***** Material supplied

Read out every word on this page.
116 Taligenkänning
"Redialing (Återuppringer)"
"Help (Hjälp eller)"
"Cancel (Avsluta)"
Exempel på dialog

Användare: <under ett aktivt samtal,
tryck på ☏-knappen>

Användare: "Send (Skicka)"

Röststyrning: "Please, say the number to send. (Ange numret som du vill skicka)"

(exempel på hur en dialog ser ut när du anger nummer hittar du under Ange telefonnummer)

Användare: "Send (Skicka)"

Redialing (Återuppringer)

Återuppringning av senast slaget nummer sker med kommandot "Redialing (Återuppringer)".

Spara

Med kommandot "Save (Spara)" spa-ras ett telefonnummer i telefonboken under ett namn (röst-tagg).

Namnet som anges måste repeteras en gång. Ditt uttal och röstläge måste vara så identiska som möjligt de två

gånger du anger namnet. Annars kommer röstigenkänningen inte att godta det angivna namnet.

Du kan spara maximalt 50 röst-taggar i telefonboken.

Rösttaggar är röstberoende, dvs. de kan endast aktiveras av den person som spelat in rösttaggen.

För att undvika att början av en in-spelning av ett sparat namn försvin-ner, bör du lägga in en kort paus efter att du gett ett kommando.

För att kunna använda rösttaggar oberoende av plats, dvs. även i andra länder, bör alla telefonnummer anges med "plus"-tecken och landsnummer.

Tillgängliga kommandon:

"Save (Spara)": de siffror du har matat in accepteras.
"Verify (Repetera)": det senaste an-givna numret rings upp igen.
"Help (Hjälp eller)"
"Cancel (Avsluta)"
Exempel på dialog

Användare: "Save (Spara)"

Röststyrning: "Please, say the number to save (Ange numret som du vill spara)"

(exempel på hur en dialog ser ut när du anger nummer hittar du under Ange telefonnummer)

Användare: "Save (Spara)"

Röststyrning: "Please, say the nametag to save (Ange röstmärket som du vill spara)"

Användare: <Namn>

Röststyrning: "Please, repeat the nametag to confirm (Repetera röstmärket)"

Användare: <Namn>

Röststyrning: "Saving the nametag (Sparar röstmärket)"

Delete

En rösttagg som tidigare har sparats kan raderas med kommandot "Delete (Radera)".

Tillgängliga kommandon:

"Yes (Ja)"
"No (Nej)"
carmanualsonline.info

**********

Scan the listing above and copy all lines containing the word "nametag".

__Task output__.
Röststyrning: "Please, say the nametag to save (Ange röstmärket som du vill spara)"
Röststyrning: "Please, repeat the nametag to confirm (Repetera röstmärket)"
Röststyrning: "Saving the nametag (Sparar röstmärket)"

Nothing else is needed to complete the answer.